What to produce: Where a line below holds the string "povo", copy that line.

Excerpt from a dataset:
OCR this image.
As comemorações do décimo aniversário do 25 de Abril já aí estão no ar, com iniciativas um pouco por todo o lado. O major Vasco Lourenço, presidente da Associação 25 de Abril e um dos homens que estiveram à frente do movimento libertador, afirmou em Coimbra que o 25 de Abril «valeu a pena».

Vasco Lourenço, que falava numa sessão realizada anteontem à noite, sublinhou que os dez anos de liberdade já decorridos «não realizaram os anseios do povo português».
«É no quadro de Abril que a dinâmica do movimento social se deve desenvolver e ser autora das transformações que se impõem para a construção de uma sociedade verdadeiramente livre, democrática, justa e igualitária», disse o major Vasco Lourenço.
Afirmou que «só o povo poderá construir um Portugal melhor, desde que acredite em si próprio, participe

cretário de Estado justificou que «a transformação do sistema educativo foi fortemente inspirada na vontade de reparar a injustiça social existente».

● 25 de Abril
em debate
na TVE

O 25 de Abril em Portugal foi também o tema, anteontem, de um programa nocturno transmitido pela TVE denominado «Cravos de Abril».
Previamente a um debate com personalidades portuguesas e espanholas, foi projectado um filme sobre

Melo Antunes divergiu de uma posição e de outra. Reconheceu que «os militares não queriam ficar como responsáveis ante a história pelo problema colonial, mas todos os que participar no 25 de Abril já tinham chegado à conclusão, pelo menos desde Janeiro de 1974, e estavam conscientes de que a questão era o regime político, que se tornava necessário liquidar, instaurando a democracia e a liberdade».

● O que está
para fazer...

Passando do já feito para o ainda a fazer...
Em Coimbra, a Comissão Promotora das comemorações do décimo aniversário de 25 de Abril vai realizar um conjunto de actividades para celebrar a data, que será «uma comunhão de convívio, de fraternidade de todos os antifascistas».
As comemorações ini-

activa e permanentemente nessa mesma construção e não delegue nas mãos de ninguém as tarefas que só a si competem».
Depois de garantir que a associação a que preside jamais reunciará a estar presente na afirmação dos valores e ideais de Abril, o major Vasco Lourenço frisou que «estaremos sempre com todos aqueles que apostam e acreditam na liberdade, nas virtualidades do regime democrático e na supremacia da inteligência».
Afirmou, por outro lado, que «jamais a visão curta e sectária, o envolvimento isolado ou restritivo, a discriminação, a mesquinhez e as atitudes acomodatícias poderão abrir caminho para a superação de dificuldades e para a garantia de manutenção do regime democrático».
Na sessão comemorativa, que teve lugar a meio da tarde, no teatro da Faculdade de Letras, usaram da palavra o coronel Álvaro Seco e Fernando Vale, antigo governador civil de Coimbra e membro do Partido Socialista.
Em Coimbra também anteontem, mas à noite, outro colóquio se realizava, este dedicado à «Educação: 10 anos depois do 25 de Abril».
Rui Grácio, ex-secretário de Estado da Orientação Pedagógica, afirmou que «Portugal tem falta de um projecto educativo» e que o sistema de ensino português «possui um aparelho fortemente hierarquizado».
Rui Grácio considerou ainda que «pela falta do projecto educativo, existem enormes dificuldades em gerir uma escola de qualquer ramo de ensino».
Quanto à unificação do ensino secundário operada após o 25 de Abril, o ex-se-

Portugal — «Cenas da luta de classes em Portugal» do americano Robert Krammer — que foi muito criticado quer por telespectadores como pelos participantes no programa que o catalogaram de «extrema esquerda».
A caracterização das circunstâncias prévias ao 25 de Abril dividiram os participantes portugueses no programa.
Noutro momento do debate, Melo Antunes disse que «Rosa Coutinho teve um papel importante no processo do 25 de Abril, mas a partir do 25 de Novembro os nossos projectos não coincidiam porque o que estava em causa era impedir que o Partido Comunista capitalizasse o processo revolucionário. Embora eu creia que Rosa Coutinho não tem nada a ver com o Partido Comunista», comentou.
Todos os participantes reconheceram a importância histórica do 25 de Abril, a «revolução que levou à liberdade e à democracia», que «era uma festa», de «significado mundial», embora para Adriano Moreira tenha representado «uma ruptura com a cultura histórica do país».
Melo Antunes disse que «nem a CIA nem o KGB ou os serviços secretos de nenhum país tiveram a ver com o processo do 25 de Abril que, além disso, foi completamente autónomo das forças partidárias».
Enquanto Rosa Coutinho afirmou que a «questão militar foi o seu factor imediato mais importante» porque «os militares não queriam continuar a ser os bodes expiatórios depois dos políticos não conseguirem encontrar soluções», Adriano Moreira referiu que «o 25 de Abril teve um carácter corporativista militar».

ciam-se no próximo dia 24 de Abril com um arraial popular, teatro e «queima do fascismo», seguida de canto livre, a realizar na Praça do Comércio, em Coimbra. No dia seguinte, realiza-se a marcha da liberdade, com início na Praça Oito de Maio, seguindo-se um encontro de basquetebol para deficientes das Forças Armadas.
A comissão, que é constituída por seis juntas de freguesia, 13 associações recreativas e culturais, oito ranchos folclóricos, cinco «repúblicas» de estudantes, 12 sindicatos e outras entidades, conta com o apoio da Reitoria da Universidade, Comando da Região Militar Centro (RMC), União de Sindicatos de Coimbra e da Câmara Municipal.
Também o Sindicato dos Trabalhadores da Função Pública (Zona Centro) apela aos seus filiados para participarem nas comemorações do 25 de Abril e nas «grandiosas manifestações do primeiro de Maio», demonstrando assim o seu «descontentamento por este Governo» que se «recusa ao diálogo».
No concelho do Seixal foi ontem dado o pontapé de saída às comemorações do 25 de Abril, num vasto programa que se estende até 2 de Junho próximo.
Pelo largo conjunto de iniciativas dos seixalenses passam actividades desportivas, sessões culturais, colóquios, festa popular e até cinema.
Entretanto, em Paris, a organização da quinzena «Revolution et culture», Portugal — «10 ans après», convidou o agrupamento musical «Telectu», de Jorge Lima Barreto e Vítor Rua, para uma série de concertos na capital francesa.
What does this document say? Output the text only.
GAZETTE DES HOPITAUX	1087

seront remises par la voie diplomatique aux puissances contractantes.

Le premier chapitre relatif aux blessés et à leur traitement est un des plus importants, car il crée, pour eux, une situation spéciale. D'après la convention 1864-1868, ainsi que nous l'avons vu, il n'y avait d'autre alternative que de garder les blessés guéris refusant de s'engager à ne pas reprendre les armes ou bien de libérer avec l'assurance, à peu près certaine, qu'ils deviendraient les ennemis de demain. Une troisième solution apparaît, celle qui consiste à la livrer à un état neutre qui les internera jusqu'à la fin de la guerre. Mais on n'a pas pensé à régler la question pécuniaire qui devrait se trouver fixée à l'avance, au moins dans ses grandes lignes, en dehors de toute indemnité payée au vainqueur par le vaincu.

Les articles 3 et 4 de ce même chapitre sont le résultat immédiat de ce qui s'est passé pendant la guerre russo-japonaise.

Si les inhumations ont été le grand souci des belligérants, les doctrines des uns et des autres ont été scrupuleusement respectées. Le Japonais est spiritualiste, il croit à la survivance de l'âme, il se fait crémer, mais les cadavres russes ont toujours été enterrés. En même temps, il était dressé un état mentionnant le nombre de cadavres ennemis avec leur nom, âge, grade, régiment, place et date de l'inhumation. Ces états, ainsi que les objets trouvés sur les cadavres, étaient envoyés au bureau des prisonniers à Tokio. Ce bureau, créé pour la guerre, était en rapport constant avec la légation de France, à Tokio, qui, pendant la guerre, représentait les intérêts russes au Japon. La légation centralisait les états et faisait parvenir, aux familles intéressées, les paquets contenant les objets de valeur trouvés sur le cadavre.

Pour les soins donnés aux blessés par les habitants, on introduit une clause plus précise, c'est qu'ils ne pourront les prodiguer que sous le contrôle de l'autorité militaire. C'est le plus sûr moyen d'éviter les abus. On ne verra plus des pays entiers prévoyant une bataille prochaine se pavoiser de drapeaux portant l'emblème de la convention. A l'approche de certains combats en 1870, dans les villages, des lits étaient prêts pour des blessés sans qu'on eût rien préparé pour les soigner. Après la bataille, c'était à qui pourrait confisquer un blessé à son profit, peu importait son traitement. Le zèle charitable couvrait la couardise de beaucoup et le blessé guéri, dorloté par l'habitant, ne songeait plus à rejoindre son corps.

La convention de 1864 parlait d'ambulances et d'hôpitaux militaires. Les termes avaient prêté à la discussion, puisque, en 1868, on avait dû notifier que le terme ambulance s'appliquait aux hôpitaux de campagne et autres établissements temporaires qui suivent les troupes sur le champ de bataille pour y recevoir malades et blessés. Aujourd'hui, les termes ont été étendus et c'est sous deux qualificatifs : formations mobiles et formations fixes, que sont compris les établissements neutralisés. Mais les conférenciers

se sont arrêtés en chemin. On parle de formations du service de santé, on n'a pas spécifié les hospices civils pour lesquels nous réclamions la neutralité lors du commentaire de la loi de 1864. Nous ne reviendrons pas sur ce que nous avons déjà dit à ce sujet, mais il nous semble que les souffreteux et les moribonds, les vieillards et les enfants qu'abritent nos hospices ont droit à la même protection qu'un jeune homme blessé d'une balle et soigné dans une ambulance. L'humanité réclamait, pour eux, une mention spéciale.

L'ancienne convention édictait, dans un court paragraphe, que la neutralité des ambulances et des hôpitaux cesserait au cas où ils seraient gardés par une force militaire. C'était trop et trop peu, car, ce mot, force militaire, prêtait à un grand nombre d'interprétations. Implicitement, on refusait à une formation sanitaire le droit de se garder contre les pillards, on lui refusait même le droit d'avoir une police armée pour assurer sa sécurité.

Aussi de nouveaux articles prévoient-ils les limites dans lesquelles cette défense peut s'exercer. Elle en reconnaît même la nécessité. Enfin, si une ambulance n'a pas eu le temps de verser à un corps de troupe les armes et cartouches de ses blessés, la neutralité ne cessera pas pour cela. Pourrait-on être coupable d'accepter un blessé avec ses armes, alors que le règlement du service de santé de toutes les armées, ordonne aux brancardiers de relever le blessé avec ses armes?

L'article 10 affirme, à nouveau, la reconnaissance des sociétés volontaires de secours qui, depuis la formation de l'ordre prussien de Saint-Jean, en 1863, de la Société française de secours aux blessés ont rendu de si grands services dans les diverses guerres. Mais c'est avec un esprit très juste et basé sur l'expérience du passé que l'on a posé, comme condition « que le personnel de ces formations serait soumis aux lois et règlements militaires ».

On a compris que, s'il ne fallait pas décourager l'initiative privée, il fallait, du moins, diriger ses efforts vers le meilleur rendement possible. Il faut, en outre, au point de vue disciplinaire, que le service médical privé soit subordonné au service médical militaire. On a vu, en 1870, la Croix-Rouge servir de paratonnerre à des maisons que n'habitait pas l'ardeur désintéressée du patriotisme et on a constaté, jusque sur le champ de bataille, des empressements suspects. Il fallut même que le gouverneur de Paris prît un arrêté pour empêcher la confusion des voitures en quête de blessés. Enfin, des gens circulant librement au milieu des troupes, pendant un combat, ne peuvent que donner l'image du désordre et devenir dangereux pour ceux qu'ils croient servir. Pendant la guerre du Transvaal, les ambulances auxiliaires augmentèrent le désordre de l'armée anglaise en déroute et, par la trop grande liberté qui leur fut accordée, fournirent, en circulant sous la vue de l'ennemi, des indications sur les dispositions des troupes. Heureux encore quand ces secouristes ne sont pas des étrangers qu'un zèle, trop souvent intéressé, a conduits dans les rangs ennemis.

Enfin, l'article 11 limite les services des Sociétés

The solution:
Vasco Lourenço, que falava numa sessão realizada anteontem à noite, sublinhou que os dez anos de liberdade já decorridos «não realizaram os anseios do povo português».
Afirmou que «só o povo poderá construir um Portugal melhor, desde que acredite em si próprio, participe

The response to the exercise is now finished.